WHAT NEEDS TO BE DONE
Write out every line of the data below word for word, changing nothing.

--- begin DATA RECORDS ---

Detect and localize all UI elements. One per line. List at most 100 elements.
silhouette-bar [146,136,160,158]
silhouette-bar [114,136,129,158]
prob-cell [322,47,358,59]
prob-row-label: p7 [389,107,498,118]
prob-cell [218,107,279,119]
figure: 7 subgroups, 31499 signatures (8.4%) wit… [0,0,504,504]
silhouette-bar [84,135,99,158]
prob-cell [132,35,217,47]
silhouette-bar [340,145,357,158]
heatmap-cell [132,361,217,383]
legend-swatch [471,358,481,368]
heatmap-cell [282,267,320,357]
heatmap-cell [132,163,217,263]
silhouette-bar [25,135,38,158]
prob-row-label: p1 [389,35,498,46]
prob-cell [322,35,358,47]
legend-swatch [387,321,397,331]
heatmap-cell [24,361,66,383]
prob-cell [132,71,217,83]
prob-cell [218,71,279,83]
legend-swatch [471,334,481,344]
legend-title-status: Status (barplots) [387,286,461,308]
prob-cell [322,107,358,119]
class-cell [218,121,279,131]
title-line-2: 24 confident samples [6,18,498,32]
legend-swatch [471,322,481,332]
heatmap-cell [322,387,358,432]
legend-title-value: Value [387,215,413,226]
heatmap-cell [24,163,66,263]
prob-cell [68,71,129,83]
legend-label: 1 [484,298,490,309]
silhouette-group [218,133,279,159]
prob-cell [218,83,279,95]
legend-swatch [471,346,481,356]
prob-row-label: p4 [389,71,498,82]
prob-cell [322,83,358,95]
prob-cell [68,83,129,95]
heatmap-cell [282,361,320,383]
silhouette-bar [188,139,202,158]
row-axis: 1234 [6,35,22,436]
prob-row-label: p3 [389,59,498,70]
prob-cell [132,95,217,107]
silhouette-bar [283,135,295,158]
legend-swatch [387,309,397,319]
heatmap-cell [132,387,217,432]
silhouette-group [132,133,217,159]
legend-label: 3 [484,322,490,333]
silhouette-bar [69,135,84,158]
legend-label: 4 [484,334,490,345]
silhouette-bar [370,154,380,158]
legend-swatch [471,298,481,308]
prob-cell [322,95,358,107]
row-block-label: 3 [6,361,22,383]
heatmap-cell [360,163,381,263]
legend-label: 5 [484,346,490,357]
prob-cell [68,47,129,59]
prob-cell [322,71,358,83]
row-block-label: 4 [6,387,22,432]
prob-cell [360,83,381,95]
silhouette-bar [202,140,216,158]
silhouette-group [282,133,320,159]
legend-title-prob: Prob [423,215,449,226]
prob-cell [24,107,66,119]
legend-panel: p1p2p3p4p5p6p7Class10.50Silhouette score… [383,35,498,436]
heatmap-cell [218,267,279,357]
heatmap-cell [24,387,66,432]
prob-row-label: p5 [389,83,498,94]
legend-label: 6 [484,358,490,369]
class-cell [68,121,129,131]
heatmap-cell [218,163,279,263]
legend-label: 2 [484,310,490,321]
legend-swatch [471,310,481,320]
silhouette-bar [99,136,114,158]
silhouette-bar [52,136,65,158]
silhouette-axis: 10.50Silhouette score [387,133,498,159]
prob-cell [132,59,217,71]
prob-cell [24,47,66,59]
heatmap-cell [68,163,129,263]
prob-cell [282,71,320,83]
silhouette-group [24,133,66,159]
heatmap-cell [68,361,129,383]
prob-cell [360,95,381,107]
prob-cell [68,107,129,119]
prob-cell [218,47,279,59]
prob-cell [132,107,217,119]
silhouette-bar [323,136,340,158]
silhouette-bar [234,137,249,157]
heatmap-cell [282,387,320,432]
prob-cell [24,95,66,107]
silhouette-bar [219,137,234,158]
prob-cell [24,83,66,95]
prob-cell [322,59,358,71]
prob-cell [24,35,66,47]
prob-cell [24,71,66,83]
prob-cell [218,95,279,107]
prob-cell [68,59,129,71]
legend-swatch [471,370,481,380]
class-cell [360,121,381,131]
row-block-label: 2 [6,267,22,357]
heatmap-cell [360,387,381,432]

--- end DATA RECORDS ---

SOLUTION FOR THIS PROBLEM
Detect and localize all UI elements. One per line. List at most 100 elements.
silhouette-bar [146,136,160,158]
silhouette-bar [114,136,129,158]
prob-cell [322,47,358,59]
prob-row-label: p7 [389,107,498,118]
prob-cell [218,107,279,119]
figure: 7 subgroups, 31499 signatures (8.4%) wit… [0,0,504,504]
silhouette-bar [84,135,99,158]
prob-cell [132,35,217,47]
silhouette-bar [340,145,357,158]
heatmap-cell [132,361,217,383]
legend-swatch [471,358,481,368]
heatmap-cell [282,267,320,357]
heatmap-cell [132,163,217,263]
silhouette-bar [25,135,38,158]
prob-row-label: p1 [389,35,498,46]
prob-cell [322,35,358,47]
legend-swatch [387,321,397,331]
heatmap-cell [24,361,66,383]
prob-cell [132,71,217,83]
prob-cell [218,71,279,83]
legend-swatch [471,334,481,344]
legend-title-status: Status (barplots) [387,286,461,308]
prob-cell [322,107,358,119]
class-cell [218,121,279,131]
title-line-2: 24 confident samples [6,18,498,32]
legend-swatch [471,322,481,332]
heatmap-cell [322,387,358,432]
legend-title-value: Value [387,215,413,226]
heatmap-cell [24,163,66,263]
prob-cell [68,71,129,83]
legend-label: 1 [484,298,490,309]
silhouette-group [218,133,279,159]
prob-cell [218,83,279,95]
legend-swatch [471,346,481,356]
prob-row-label: p4 [389,71,498,82]
prob-cell [322,83,358,95]
prob-cell [68,83,129,95]
heatmap-cell [282,361,320,383]
silhouette-bar [188,139,202,158]
row-axis: 1234 [6,35,22,436]
prob-row-label: p3 [389,59,498,70]
prob-cell [132,95,217,107]
silhouette-bar [283,135,295,158]
legend-swatch [387,309,397,319]
heatmap-cell [132,387,217,432]
silhouette-group [132,133,217,159]
legend-label: 3 [484,322,490,333]
silhouette-bar [69,135,84,158]
legend-label: 4 [484,334,490,345]
silhouette-bar [370,154,380,158]
legend-swatch [471,298,481,308]
prob-cell [322,95,358,107]
row-block-label: 3 [6,361,22,383]
heatmap-cell [360,163,381,263]
legend-label: 5 [484,346,490,357]
prob-cell [68,47,129,59]
prob-cell [322,71,358,83]
row-block-label: 4 [6,387,22,432]
prob-cell [360,83,381,95]
silhouette-bar [202,140,216,158]
silhouette-group [282,133,320,159]
legend-title-prob: Prob [423,215,449,226]
prob-cell [24,107,66,119]
legend-panel: p1p2p3p4p5p6p7Class10.50Silhouette score… [383,35,498,436]
heatmap-cell [218,267,279,357]
heatmap-cell [24,387,66,432]
prob-row-label: p5 [389,83,498,94]
legend-label: 6 [484,358,490,369]
class-cell [68,121,129,131]
heatmap-cell [218,163,279,263]
legend-label: 2 [484,310,490,321]
legend-swatch [471,310,481,320]
silhouette-bar [99,136,114,158]
silhouette-bar [52,136,65,158]
silhouette-axis: 10.50Silhouette score [387,133,498,159]
prob-cell [132,59,217,71]
prob-cell [24,47,66,59]
heatmap-cell [68,163,129,263]
prob-cell [282,71,320,83]
silhouette-group [24,133,66,159]
heatmap-cell [68,361,129,383]
prob-cell [360,95,381,107]
prob-cell [68,107,129,119]
prob-cell [218,47,279,59]
prob-cell [132,107,217,119]
silhouette-bar [323,136,340,158]
silhouette-bar [234,137,249,157]
heatmap-cell [282,387,320,432]
prob-cell [24,95,66,107]
silhouette-bar [219,137,234,158]
prob-cell [24,83,66,95]
prob-cell [322,59,358,71]
prob-cell [24,35,66,47]
prob-cell [24,71,66,83]
prob-cell [218,95,279,107]
prob-cell [68,59,129,71]
legend-swatch [471,370,481,380]
class-cell [360,121,381,131]
row-block-label: 2 [6,267,22,357]
heatmap-cell [360,387,381,432]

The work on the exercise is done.